Exercise details: Copy all lines below containing "JSON".

Information supplied:
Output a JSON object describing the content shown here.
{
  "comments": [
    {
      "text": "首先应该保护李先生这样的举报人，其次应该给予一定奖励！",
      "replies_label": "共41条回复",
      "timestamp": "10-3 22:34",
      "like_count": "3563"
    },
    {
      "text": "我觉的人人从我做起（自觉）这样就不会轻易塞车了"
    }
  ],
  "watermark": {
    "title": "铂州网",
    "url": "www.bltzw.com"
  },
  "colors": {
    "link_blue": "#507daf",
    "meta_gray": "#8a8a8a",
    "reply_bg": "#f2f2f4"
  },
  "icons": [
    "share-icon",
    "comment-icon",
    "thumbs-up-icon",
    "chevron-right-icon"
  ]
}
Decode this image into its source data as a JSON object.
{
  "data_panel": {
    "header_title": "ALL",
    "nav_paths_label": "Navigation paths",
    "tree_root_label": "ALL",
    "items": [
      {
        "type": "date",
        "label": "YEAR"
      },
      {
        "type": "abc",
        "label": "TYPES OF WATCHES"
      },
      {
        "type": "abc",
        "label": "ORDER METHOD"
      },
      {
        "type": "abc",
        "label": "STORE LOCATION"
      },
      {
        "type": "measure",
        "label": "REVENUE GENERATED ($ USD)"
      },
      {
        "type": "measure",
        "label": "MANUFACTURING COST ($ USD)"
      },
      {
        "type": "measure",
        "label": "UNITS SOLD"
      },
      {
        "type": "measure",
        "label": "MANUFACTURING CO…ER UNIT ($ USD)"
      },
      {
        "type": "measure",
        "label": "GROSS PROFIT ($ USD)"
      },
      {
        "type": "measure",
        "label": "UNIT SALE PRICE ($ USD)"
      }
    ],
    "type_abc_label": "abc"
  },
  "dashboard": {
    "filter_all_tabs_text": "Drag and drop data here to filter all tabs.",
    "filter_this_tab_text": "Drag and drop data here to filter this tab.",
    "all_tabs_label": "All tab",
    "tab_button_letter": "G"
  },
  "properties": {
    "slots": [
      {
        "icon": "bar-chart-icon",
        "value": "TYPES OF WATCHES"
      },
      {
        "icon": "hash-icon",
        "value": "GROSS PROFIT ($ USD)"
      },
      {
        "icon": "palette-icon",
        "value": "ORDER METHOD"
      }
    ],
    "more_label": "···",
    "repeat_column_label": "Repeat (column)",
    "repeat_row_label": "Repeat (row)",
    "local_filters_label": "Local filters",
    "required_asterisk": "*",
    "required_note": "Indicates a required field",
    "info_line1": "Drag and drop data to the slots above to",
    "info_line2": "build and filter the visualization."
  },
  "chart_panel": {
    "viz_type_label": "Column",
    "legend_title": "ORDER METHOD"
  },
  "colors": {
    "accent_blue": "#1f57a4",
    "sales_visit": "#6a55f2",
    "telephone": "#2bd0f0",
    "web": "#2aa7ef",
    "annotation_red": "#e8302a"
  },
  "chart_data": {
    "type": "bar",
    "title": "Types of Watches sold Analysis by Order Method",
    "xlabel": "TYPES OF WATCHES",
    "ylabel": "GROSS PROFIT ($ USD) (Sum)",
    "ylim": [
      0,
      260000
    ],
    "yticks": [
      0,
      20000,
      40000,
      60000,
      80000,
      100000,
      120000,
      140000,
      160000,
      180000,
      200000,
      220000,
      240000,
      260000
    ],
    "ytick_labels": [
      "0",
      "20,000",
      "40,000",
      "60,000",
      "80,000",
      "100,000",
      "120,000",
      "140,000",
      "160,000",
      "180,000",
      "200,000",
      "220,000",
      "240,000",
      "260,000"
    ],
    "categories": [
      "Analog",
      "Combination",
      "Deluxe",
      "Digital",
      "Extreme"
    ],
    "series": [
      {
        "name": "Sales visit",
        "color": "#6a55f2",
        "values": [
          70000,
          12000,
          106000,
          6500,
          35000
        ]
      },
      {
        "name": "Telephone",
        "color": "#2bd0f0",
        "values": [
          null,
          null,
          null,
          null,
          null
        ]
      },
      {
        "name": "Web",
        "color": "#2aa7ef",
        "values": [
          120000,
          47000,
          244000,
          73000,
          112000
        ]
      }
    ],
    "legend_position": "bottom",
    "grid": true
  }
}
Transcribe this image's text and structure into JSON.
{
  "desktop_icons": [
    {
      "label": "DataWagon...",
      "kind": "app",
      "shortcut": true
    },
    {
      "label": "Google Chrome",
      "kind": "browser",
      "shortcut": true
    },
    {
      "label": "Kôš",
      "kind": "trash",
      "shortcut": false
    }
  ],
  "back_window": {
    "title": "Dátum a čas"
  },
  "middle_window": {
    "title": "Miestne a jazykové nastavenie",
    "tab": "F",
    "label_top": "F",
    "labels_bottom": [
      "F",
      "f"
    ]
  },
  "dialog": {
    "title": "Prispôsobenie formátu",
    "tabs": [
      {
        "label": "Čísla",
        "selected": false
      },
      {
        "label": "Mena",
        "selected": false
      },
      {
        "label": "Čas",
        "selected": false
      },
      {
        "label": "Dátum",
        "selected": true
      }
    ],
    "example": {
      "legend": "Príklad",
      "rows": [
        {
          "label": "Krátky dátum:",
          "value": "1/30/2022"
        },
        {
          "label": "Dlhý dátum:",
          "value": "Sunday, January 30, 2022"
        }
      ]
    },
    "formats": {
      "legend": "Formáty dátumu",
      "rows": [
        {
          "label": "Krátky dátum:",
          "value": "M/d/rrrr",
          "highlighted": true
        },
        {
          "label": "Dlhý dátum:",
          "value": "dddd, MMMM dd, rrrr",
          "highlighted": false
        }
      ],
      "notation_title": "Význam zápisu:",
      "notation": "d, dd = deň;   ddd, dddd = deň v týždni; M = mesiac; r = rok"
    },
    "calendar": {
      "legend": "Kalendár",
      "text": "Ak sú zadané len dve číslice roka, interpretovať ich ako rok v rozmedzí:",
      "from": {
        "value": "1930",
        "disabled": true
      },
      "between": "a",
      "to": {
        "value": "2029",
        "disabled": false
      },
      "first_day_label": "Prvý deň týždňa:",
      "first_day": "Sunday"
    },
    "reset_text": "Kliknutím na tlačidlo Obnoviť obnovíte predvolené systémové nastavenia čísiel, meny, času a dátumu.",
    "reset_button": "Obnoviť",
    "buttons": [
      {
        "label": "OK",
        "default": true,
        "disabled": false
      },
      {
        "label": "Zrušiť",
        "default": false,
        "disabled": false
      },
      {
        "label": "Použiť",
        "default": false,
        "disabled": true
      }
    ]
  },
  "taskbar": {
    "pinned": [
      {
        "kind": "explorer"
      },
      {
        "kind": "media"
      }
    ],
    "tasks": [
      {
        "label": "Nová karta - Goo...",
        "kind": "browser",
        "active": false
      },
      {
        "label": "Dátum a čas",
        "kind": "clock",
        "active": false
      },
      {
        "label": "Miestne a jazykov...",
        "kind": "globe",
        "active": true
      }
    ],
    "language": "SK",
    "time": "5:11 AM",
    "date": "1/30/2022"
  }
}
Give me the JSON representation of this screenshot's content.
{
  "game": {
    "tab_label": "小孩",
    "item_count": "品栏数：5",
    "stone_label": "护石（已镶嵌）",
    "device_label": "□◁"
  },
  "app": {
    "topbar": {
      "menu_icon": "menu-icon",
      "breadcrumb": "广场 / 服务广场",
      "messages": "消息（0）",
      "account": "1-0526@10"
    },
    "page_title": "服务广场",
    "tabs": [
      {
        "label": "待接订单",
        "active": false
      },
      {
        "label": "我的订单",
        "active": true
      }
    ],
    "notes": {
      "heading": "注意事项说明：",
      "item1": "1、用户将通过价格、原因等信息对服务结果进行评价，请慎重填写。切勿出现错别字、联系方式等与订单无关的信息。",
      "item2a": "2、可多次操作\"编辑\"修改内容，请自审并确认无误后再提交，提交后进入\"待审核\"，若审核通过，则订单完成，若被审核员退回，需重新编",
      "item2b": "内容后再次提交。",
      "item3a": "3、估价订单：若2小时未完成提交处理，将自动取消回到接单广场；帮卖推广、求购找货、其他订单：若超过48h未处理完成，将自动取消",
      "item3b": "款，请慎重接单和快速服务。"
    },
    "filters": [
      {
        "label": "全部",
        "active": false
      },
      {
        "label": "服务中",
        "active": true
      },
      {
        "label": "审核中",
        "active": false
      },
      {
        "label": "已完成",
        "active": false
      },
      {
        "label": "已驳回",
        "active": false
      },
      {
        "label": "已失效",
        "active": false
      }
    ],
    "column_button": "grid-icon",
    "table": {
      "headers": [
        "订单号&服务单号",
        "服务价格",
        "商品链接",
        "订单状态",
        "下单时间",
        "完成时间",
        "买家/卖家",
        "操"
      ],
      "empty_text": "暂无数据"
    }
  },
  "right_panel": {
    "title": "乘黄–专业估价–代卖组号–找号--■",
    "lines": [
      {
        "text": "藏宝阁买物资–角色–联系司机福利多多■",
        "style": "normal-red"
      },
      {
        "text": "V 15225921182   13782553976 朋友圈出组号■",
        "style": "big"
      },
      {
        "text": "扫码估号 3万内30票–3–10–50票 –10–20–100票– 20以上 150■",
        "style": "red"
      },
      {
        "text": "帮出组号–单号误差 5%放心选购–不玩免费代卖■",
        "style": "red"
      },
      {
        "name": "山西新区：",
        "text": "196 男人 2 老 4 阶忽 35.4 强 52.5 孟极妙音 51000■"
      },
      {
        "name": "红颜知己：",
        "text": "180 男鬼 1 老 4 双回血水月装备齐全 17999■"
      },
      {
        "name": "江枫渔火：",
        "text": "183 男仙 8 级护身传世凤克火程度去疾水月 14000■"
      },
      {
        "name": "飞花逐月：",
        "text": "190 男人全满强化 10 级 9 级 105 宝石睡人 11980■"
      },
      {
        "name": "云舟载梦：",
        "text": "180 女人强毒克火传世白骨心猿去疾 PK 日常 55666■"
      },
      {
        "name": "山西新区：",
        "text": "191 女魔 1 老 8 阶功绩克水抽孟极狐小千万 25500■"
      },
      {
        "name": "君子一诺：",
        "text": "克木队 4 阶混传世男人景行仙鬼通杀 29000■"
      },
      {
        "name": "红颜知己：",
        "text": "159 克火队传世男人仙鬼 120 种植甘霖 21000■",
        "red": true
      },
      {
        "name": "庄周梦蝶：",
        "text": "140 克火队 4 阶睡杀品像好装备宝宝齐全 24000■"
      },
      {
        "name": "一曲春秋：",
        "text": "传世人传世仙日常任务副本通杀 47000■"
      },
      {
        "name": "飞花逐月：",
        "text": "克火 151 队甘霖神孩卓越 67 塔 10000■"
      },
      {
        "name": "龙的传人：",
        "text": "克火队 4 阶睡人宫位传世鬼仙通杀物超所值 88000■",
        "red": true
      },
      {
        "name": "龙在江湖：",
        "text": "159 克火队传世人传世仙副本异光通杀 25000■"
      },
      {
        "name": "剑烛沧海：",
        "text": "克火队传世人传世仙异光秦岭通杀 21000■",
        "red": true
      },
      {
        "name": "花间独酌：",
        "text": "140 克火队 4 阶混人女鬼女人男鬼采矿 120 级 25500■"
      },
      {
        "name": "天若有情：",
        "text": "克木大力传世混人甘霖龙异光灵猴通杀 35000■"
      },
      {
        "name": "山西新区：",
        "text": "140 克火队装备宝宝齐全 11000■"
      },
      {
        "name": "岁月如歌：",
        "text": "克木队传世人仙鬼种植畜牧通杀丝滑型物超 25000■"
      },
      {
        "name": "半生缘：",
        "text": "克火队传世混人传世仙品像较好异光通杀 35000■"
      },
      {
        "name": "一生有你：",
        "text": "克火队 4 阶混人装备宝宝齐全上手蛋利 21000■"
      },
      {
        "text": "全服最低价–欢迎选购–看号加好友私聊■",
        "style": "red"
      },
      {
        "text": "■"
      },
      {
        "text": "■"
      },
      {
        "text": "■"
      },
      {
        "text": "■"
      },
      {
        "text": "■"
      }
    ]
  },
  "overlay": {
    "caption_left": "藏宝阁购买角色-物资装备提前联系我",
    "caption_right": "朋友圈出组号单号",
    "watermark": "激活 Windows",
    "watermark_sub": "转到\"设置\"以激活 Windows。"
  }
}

Answer to this exercise:
Output a JSON object describing the content shown here.
Decode this image into its source data as a JSON object.
Transcribe this image's text and structure into JSON.
Give me the JSON representation of this screenshot's content.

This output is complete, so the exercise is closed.